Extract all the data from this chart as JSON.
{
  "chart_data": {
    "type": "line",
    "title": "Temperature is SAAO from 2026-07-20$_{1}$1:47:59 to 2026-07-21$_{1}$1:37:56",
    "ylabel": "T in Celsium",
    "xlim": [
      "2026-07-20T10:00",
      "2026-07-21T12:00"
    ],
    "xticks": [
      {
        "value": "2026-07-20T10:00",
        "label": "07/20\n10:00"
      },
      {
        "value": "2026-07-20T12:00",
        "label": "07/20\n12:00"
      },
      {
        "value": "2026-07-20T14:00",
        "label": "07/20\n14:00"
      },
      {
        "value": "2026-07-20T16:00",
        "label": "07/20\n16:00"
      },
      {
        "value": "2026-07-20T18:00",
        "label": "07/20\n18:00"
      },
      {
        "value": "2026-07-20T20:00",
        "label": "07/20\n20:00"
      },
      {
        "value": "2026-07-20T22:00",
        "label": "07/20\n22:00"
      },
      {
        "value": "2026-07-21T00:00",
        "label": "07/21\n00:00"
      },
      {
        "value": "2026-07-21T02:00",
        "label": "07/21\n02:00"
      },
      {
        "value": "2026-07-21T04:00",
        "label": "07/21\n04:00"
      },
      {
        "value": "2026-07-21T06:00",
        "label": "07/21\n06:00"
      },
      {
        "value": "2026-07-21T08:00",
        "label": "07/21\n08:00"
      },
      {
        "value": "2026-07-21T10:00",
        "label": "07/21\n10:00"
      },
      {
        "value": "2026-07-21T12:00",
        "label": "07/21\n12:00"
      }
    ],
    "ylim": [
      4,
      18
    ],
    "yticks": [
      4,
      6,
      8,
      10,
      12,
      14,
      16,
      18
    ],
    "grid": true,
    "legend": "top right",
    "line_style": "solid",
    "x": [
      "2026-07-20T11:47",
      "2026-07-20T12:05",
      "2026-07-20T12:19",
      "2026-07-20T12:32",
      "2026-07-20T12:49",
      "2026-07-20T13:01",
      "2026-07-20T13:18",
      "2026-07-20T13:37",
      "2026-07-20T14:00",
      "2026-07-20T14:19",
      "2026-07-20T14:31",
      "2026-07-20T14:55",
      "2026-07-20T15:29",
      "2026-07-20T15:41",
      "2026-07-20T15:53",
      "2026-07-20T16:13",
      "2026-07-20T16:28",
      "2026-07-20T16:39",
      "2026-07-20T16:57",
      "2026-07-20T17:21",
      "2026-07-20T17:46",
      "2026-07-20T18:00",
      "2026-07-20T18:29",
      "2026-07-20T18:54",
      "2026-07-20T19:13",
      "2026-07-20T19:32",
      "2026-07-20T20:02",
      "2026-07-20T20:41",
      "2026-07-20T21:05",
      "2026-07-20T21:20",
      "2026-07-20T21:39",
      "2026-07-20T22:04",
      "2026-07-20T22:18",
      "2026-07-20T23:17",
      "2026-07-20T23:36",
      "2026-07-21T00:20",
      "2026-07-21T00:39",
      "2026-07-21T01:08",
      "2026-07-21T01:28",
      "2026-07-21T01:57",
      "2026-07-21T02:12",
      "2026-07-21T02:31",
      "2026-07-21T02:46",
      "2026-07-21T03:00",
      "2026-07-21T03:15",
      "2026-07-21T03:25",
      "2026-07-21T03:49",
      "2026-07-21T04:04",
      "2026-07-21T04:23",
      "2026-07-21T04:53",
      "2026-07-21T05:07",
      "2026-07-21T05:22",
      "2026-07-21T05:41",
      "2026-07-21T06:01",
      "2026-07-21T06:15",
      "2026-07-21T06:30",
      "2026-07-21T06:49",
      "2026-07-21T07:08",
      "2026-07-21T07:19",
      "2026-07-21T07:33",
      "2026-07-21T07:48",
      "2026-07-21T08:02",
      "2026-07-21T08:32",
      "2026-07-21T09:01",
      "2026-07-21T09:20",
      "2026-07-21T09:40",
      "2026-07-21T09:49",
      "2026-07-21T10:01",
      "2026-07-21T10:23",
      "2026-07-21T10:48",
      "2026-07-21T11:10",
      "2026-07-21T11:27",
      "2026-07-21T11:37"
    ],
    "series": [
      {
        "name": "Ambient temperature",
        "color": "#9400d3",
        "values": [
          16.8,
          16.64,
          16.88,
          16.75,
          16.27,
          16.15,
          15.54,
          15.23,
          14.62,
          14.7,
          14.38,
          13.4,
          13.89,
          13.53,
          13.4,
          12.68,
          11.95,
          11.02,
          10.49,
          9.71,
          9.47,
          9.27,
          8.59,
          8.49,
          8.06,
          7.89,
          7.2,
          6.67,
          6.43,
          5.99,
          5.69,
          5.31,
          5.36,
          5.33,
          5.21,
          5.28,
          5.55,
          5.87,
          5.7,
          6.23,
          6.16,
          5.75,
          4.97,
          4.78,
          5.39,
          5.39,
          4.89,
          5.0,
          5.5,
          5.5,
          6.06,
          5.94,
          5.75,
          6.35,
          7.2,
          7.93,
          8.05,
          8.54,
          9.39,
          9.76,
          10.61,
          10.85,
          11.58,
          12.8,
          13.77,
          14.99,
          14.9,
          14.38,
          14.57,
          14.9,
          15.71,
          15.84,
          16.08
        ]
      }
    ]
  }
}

+--

- [Instruction]
The records above must be repeated exactly, every one of them.

- [Exercise output]
Extract all the data from this chart as JSON.
{
  "chart_data": {
    "type": "line",
    "title": "Temperature is SAAO from 2026-07-20$_{1}$1:47:59 to 2026-07-21$_{1}$1:37:56",
    "ylabel": "T in Celsium",
    "xlim": [
      "2026-07-20T10:00",
      "2026-07-21T12:00"
    ],
    "xticks": [
      {
        "value": "2026-07-20T10:00",
        "label": "07/20\n10:00"
      },
      {
        "value": "2026-07-20T12:00",
        "label": "07/20\n12:00"
      },
      {
        "value": "2026-07-20T14:00",
        "label": "07/20\n14:00"
      },
      {
        "value": "2026-07-20T16:00",
        "label": "07/20\n16:00"
      },
      {
        "value": "2026-07-20T18:00",
        "label": "07/20\n18:00"
      },
      {
        "value": "2026-07-20T20:00",
        "label": "07/20\n20:00"
      },
      {
        "value": "2026-07-20T22:00",
        "label": "07/20\n22:00"
      },
      {
        "value": "2026-07-21T00:00",
        "label": "07/21\n00:00"
      },
      {
        "value": "2026-07-21T02:00",
        "label": "07/21\n02:00"
      },
      {
        "value": "2026-07-21T04:00",
        "label": "07/21\n04:00"
      },
      {
        "value": "2026-07-21T06:00",
        "label": "07/21\n06:00"
      },
      {
        "value": "2026-07-21T08:00",
        "label": "07/21\n08:00"
      },
      {
        "value": "2026-07-21T10:00",
        "label": "07/21\n10:00"
      },
      {
        "value": "2026-07-21T12:00",
        "label": "07/21\n12:00"
      }
    ],
    "ylim": [
      4,
      18
    ],
    "yticks": [
      4,
      6,
      8,
      10,
      12,
      14,
      16,
      18
    ],
    "grid": true,
    "legend": "top right",
    "line_style": "solid",
    "x": [
      "2026-07-20T11:47",
      "2026-07-20T12:05",
      "2026-07-20T12:19",
      "2026-07-20T12:32",
      "2026-07-20T12:49",
      "2026-07-20T13:01",
      "2026-07-20T13:18",
      "2026-07-20T13:37",
      "2026-07-20T14:00",
      "2026-07-20T14:19",
      "2026-07-20T14:31",
      "2026-07-20T14:55",
      "2026-07-20T15:29",
      "2026-07-20T15:41",
      "2026-07-20T15:53",
      "2026-07-20T16:13",
      "2026-07-20T16:28",
      "2026-07-20T16:39",
      "2026-07-20T16:57",
      "2026-07-20T17:21",
      "2026-07-20T17:46",
      "2026-07-20T18:00",
      "2026-07-20T18:29",
      "2026-07-20T18:54",
      "2026-07-20T19:13",
      "2026-07-20T19:32",
      "2026-07-20T20:02",
      "2026-07-20T20:41",
      "2026-07-20T21:05",
      "2026-07-20T21:20",
      "2026-07-20T21:39",
      "2026-07-20T22:04",
      "2026-07-20T22:18",
      "2026-07-20T23:17",
      "2026-07-20T23:36",
      "2026-07-21T00:20",
      "2026-07-21T00:39",
      "2026-07-21T01:08",
      "2026-07-21T01:28",
      "2026-07-21T01:57",
      "2026-07-21T02:12",
      "2026-07-21T02:31",
      "2026-07-21T02:46",
      "2026-07-21T03:00",
      "2026-07-21T03:15",
      "2026-07-21T03:25",
      "2026-07-21T03:49",
      "2026-07-21T04:04",
      "2026-07-21T04:23",
      "2026-07-21T04:53",
      "2026-07-21T05:07",
      "2026-07-21T05:22",
      "2026-07-21T05:41",
      "2026-07-21T06:01",
      "2026-07-21T06:15",
      "2026-07-21T06:30",
      "2026-07-21T06:49",
      "2026-07-21T07:08",
      "2026-07-21T07:19",
      "2026-07-21T07:33",
      "2026-07-21T07:48",
      "2026-07-21T08:02",
      "2026-07-21T08:32",
      "2026-07-21T09:01",
      "2026-07-21T09:20",
      "2026-07-21T09:40",
      "2026-07-21T09:49",
      "2026-07-21T10:01",
      "2026-07-21T10:23",
      "2026-07-21T10:48",
      "2026-07-21T11:10",
      "2026-07-21T11:27",
      "2026-07-21T11:37"
    ],
    "series": [
      {
        "name": "Ambient temperature",
        "color": "#9400d3",
        "values": [
          16.8,
          16.64,
          16.88,
          16.75,
          16.27,
          16.15,
          15.54,
          15.23,
          14.62,
          14.7,
          14.38,
          13.4,
          13.89,
          13.53,
          13.4,
          12.68,
          11.95,
          11.02,
          10.49,
          9.71,
          9.47,
          9.27,
          8.59,
          8.49,
          8.06,
          7.89,
          7.2,
          6.67,
          6.43,
          5.99,
          5.69,
          5.31,
          5.36,
          5.33,
          5.21,
          5.28,
          5.55,
          5.87,
          5.7,
          6.23,
          6.16,
          5.75,
          4.97,
          4.78,
          5.39,
          5.39,
          4.89,
          5.0,
          5.5,
          5.5,
          6.06,
          5.94,
          5.75,
          6.35,
          7.2,
          7.93,
          8.05,
          8.54,
          9.39,
          9.76,
          10.61,
          10.85,
          11.58,
          12.8,
          13.77,
          14.99,
          14.9,
          14.38,
          14.57,
          14.9,
          15.71,
          15.84,
          16.08
        ]
      }
    ]
  }
}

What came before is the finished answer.